-- Start MATERIAL SUPPLIED --

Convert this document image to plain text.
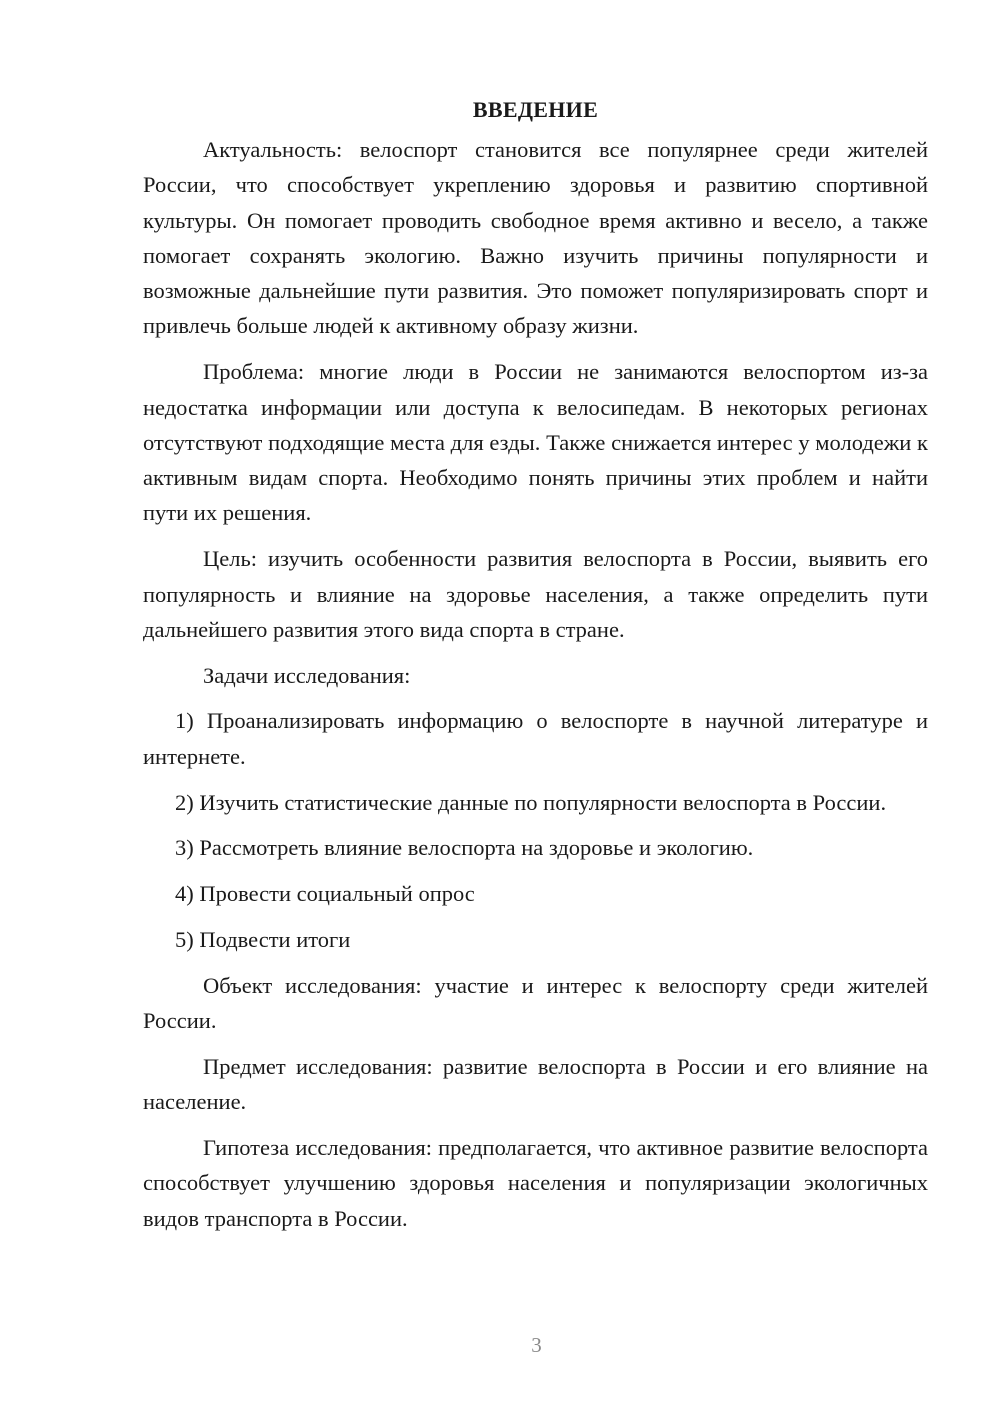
ВВЕДЕНИЕ

Актуальность: велоспорт становится все популярнее среди жителей России, что способствует укреплению здоровья и развитию спортивной культуры. Он помогает проводить свободное время активно и весело, а также помогает сохранять экологию. Важно изучить причины популярности и возможные дальнейшие пути развития. Это поможет популяризировать спорт и привлечь больше людей к активному образу жизни.

Проблема: многие люди в России не занимаются велоспортом из-за недостатка информации или доступа к велосипедам. В некоторых регионах отсутствуют подходящие места для езды. Также снижается интерес у молодежи к активным видам спорта. Необходимо понять причины этих проблем и найти пути их решения.

Цель: изучить особенности развития велоспорта в России, выявить его популярность и влияние на здоровье населения, а также определить пути дальнейшего развития этого вида спорта в стране.

Задачи исследования:

1) Проанализировать информацию о велоспорте в научной литературе и интернете.

2) Изучить статистические данные по популярности велоспорта в России.

3) Рассмотреть влияние велоспорта на здоровье и экологию.

4) Провести социальный опрос

5) Подвести итоги

Объект исследования: участие и интерес к велоспорту среди жителей России.

Предмет исследования: развитие велоспорта в России и его влияние на население.

Гипотеза исследования: предполагается, что активное развитие велоспорта способствует улучшению здоровья населения и популяризации экологичных видов транспорта в России.

3
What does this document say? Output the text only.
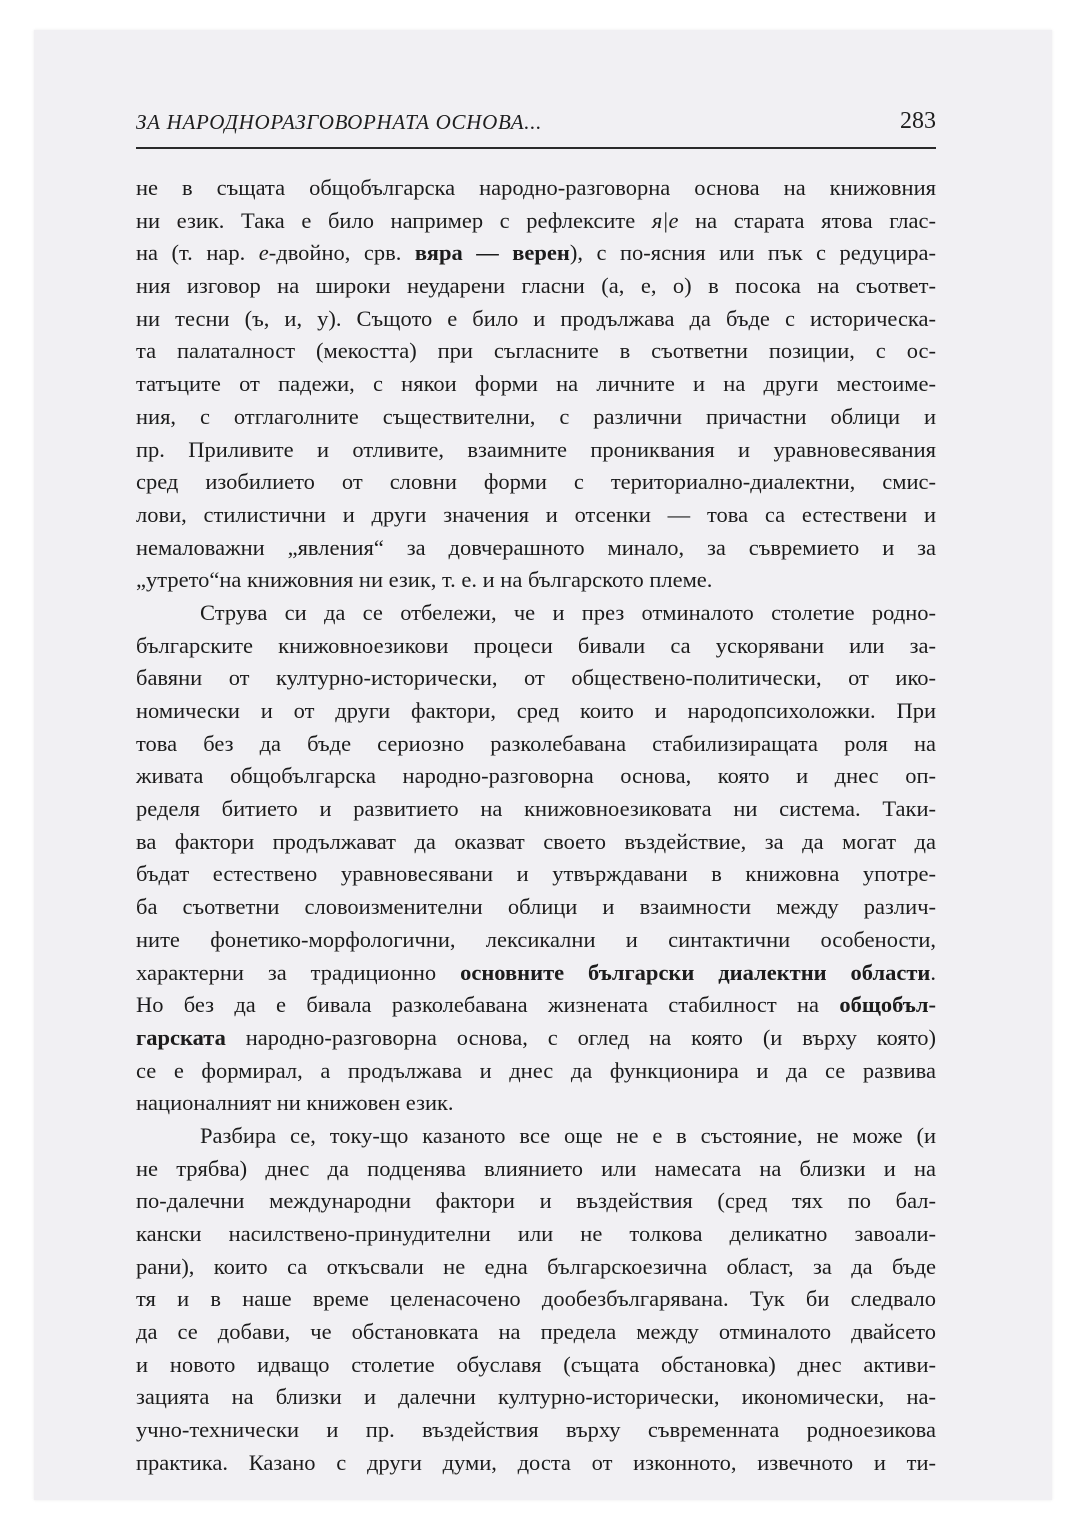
ЗА НАРОДНОРАЗГОВОРНАТА ОСНОВА...	283
не в същата общобългарска народно-разговорна основа на книжовния
ни език. Така е било например с рефлексите я|е на старата ятова глас-
на (т. нар. е-двойно, срв. вяра — верен), с по-ясния или пък с редуцира-
ния изговор на широки неударени гласни (а, е, о) в посока на съответ-
ни тесни (ъ, и, у). Същото е било и продължава да бъде с историческа-
та палаталност (мекостта) при съгласните в съответни позиции, с ос-
татъците от падежи, с някои форми на личните и на други местоиме-
ния, с отглаголните съществителни, с различни причастни облици и
пр. Приливите и отливите, взаимните прониквания и уравновесявания
сред изобилието от словни форми с териториално-диалектни, смис-
лови, стилистични и други значения и отсенки — това са естествени и
немаловажни „явления“ за довчерашното минало, за съвремието и за
„утрето“на книжовния ни език, т. е. и на българското племе.
Струва си да се отбележи, че и през отминалото столетие родно-
българските книжовноезикови процеси бивали са ускорявани или за-
бавяни от културно-исторически, от обществено-политически, от ико-
номически и от други фактори, сред които и народопсихоложки. При
това без да бъде сериозно разколебавана стабилизиращата роля на
живата общобългарска народно-разговорна основа, която и днес оп-
ределя битието и развитието на книжовноезиковата ни система. Таки-
ва фактори продължават да оказват своето въздействие, за да могат да
бъдат естествено уравновесявани и утвърждавани в книжовна употре-
ба съответни словоизменителни облици и взаимности между различ-
ните фонетико-морфологични, лексикални и синтактични особености,
характерни за традиционно основните български диалектни области.
Но без да е бивала разколебавана жизнената стабилност на общобъл-
гарската народно-разговорна основа, с оглед на която (и върху която)
се е формирал, а продължава и днес да функционира и да се развива
националният ни книжовен език.
Разбира се, току-що казаното все още не е в състояние, не може (и
не трябва) днес да подценява влиянието или намесата на близки и на
по-далечни международни фактори и въздействия (сред тях по бал-
кански насилствено-принудителни или не толкова деликатно завоали-
рани), които са откъсвали не една българскоезична област, за да бъде
тя и в наше време целенасочено дообезбългарявана. Тук би следвало
да се добави, че обстановката на предела между отминалото двайсето
и новото идващо столетие обуславя (същата обстановка) днес активи-
зацията на близки и далечни културно-исторически, икономически, на-
учно-технически и пр. въздействия върху съвременната родноезикова
практика. Казано с други думи, доста от изконното, извечното и ти-
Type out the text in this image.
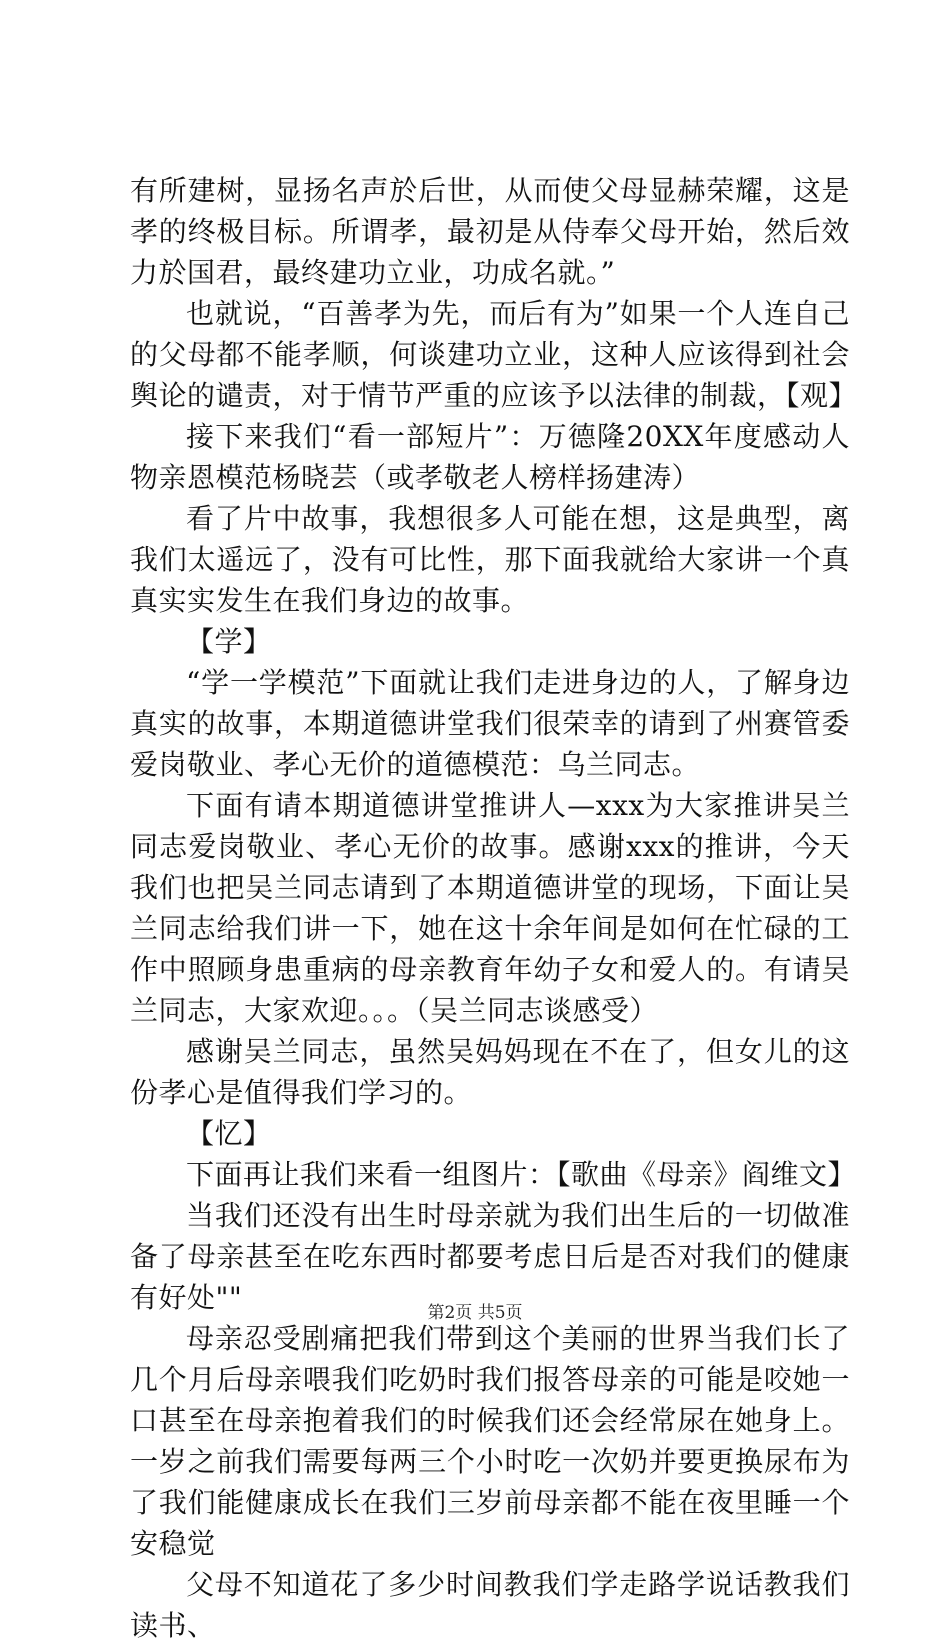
有所建树，显扬名声於后世，从而使父母显赫荣耀，这是孝的终极目标。所谓孝，最初是从侍奉父母开始，然后效力於国君，最终建功立业，功成名就。”

也就说，“百善孝为先，而后有为”如果一个人连自己的父母都不能孝顺，何谈建功立业，这种人应该得到社会舆论的谴责，对于情节严重的应该予以法律的制裁，【观】

接下来我们“看一部短片”：万德隆20XX年度感动人物亲恩模范杨晓芸（或孝敬老人榜样扬建涛）

看了片中故事，我想很多人可能在想，这是典型，离我们太遥远了，没有可比性，那下面我就给大家讲一个真真实实发生在我们身边的故事。

【学】

“学一学模范”下面就让我们走进身边的人，了解身边真实的故事，本期道德讲堂我们很荣幸的请到了州赛管委爱岗敬业、孝心无价的道德模范：乌兰同志。

下面有请本期道德讲堂推讲人—xxx为大家推讲吴兰同志爱岗敬业、孝心无价的故事。感谢xxx的推讲，今天我们也把吴兰同志请到了本期道德讲堂的现场，下面让吴兰同志给我们讲一下，她在这十余年间是如何在忙碌的工作中照顾身患重病的母亲教育年幼子女和爱人的。有请吴兰同志，大家欢迎。。。（吴兰同志谈感受）

感谢吴兰同志，虽然吴妈妈现在不在了，但女儿的这份孝心是值得我们学习的。

【忆】

下面再让我们来看一组图片：【歌曲《母亲》阎维文】

当我们还没有出生时母亲就为我们出生后的一切做准备了母亲甚至在吃东西时都要考虑日后是否对我们的健康有好处""

母亲忍受剧痛把我们带到这个美丽的世界当我们长了几个月后母亲喂我们吃奶时我们报答母亲的可能是咬她一口甚至在母亲抱着我们的时候我们还会经常尿在她身上。一岁之前我们需要每两三个小时吃一次奶并要更换尿布为了我们能健康成长在我们三岁前母亲都不能在夜里睡一个安稳觉

父母不知道花了多少时间教我们学走路学说话教我们读书、

第2页 共5页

-- End MATERIAL SUPPLIED --

## TASK DETAILS
Retype each record exactly as it stands, but do not include the pictures.

## RESULT OF THIS TASK
Convert this document image to plain text.
ВВЕДЕНИЕ

Актуальность: велоспорт становится все популярнее среди жителей России, что способствует укреплению здоровья и развитию спортивной культуры. Он помогает проводить свободное время активно и весело, а также помогает сохранять экологию. Важно изучить причины популярности и возможные дальнейшие пути развития. Это поможет популяризировать спорт и привлечь больше людей к активному образу жизни.

Проблема: многие люди в России не занимаются велоспортом из-за недостатка информации или доступа к велосипедам. В некоторых регионах отсутствуют подходящие места для езды. Также снижается интерес у молодежи к активным видам спорта. Необходимо понять причины этих проблем и найти пути их решения.

Цель: изучить особенности развития велоспорта в России, выявить его популярность и влияние на здоровье населения, а также определить пути дальнейшего развития этого вида спорта в стране.

Задачи исследования:

1) Проанализировать информацию о велоспорте в научной литературе и интернете.

2) Изучить статистические данные по популярности велоспорта в России.

3) Рассмотреть влияние велоспорта на здоровье и экологию.

4) Провести социальный опрос

5) Подвести итоги

Объект исследования: участие и интерес к велоспорту среди жителей России.

Предмет исследования: развитие велоспорта в России и его влияние на население.

Гипотеза исследования: предполагается, что активное развитие велоспорта способствует улучшению здоровья населения и популяризации экологичных видов транспорта в России.

3
What does this document say? Output the text only.
ЗА НАРОДНОРАЗГОВОРНАТА ОСНОВА...	283
не в същата общобългарска народно-разговорна основа на книжовния
ни език. Така е било например с рефлексите я|е на старата ятова глас-
на (т. нар. е-двойно, срв. вяра — верен), с по-ясния или пък с редуцира-
ния изговор на широки неударени гласни (а, е, о) в посока на съответ-
ни тесни (ъ, и, у). Същото е било и продължава да бъде с историческа-
та палаталност (мекостта) при съгласните в съответни позиции, с ос-
татъците от падежи, с някои форми на личните и на други местоиме-
ния, с отглаголните съществителни, с различни причастни облици и
пр. Приливите и отливите, взаимните прониквания и уравновесявания
сред изобилието от словни форми с териториално-диалектни, смис-
лови, стилистични и други значения и отсенки — това са естествени и
немаловажни „явления“ за довчерашното минало, за съвремието и за
„утрето“на книжовния ни език, т. е. и на българското племе.
Струва си да се отбележи, че и през отминалото столетие родно-
българските книжовноезикови процеси бивали са ускорявани или за-
бавяни от културно-исторически, от обществено-политически, от ико-
номически и от други фактори, сред които и народопсихоложки. При
това без да бъде сериозно разколебавана стабилизиращата роля на
живата общобългарска народно-разговорна основа, която и днес оп-
ределя битието и развитието на книжовноезиковата ни система. Таки-
ва фактори продължават да оказват своето въздействие, за да могат да
бъдат естествено уравновесявани и утвърждавани в книжовна употре-
ба съответни словоизменителни облици и взаимности между различ-
ните фонетико-морфологични, лексикални и синтактични особености,
характерни за традиционно основните български диалектни области.
Но без да е бивала разколебавана жизнената стабилност на общобъл-
гарската народно-разговорна основа, с оглед на която (и върху която)
се е формирал, а продължава и днес да функционира и да се развива
националният ни книжовен език.
Разбира се, току-що казаното все още не е в състояние, не може (и
не трябва) днес да подценява влиянието или намесата на близки и на
по-далечни международни фактори и въздействия (сред тях по бал-
кански насилствено-принудителни или не толкова деликатно завоали-
рани), които са откъсвали не една българскоезична област, за да бъде
тя и в наше време целенасочено дообезбългарявана. Тук би следвало
да се добави, че обстановката на предела между отминалото двайсето
и новото идващо столетие обуславя (същата обстановка) днес активи-
зацията на близки и далечни културно-исторически, икономически, на-
учно-технически и пр. въздействия върху съвременната родноезикова
практика. Казано с други думи, доста от изконното, извечното и ти-
Type out the text in this image.
有所建树，显扬名声於后世，从而使父母显赫荣耀，这是孝的终极目标。所谓孝，最初是从侍奉父母开始，然后效力於国君，最终建功立业，功成名就。”

也就说，“百善孝为先，而后有为”如果一个人连自己的父母都不能孝顺，何谈建功立业，这种人应该得到社会舆论的谴责，对于情节严重的应该予以法律的制裁，【观】

接下来我们“看一部短片”：万德隆20XX年度感动人物亲恩模范杨晓芸（或孝敬老人榜样扬建涛）

看了片中故事，我想很多人可能在想，这是典型，离我们太遥远了，没有可比性，那下面我就给大家讲一个真真实实发生在我们身边的故事。

【学】

“学一学模范”下面就让我们走进身边的人，了解身边真实的故事，本期道德讲堂我们很荣幸的请到了州赛管委爱岗敬业、孝心无价的道德模范：乌兰同志。

下面有请本期道德讲堂推讲人—xxx为大家推讲吴兰同志爱岗敬业、孝心无价的故事。感谢xxx的推讲，今天我们也把吴兰同志请到了本期道德讲堂的现场，下面让吴兰同志给我们讲一下，她在这十余年间是如何在忙碌的工作中照顾身患重病的母亲教育年幼子女和爱人的。有请吴兰同志，大家欢迎。。。（吴兰同志谈感受）

感谢吴兰同志，虽然吴妈妈现在不在了，但女儿的这份孝心是值得我们学习的。

【忆】

下面再让我们来看一组图片：【歌曲《母亲》阎维文】

当我们还没有出生时母亲就为我们出生后的一切做准备了母亲甚至在吃东西时都要考虑日后是否对我们的健康有好处""

母亲忍受剧痛把我们带到这个美丽的世界当我们长了几个月后母亲喂我们吃奶时我们报答母亲的可能是咬她一口甚至在母亲抱着我们的时候我们还会经常尿在她身上。一岁之前我们需要每两三个小时吃一次奶并要更换尿布为了我们能健康成长在我们三岁前母亲都不能在夜里睡一个安稳觉

父母不知道花了多少时间教我们学走路学说话教我们读书、

第2页 共5页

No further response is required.